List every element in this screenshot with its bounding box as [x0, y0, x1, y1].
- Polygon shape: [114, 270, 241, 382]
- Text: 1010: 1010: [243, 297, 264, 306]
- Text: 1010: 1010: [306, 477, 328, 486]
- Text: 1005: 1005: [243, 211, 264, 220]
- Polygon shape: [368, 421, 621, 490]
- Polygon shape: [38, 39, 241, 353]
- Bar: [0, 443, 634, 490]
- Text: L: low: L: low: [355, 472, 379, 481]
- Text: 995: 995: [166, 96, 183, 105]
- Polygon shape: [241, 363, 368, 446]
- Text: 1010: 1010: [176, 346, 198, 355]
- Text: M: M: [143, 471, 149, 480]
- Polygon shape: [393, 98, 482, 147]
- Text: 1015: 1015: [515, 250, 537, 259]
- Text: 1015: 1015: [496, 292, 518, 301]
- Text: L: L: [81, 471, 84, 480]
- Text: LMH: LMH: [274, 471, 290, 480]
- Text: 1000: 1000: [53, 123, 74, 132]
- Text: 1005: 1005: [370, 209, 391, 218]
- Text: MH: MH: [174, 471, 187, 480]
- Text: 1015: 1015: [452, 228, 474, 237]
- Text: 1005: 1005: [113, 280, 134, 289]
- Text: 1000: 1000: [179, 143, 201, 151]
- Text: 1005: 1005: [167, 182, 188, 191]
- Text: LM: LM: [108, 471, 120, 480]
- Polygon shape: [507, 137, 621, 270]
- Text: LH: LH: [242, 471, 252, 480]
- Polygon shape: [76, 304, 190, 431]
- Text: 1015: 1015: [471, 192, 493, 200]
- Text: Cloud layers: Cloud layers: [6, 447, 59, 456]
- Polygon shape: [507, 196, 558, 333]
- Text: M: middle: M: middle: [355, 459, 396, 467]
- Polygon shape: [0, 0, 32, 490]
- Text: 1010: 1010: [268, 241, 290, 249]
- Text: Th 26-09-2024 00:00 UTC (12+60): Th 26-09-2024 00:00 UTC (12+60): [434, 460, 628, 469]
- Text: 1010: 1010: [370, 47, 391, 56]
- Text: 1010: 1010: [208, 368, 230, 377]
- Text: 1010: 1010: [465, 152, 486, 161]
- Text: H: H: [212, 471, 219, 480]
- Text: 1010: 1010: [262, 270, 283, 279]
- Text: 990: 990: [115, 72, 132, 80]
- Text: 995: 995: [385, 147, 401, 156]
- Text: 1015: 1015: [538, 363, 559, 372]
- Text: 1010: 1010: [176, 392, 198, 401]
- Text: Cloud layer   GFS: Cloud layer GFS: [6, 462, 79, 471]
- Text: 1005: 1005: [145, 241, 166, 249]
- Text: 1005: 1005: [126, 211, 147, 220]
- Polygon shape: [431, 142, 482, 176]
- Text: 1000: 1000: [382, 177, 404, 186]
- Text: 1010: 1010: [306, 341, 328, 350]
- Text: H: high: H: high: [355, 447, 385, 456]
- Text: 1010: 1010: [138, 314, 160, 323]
----------
#### STATED GOAL:
Which lines of the data above contain the word "shape"? Pick out each one and copy it whole, treating uppercase and lowercase as different.

#### ANSWER TO THE PROBLEM:
- Polygon shape: [114, 270, 241, 382]
- Polygon shape: [368, 421, 621, 490]
- Polygon shape: [38, 39, 241, 353]
- Polygon shape: [241, 363, 368, 446]
- Polygon shape: [393, 98, 482, 147]
- Polygon shape: [507, 137, 621, 270]
- Polygon shape: [76, 304, 190, 431]
- Polygon shape: [507, 196, 558, 333]
- Polygon shape: [0, 0, 32, 490]
- Polygon shape: [431, 142, 482, 176]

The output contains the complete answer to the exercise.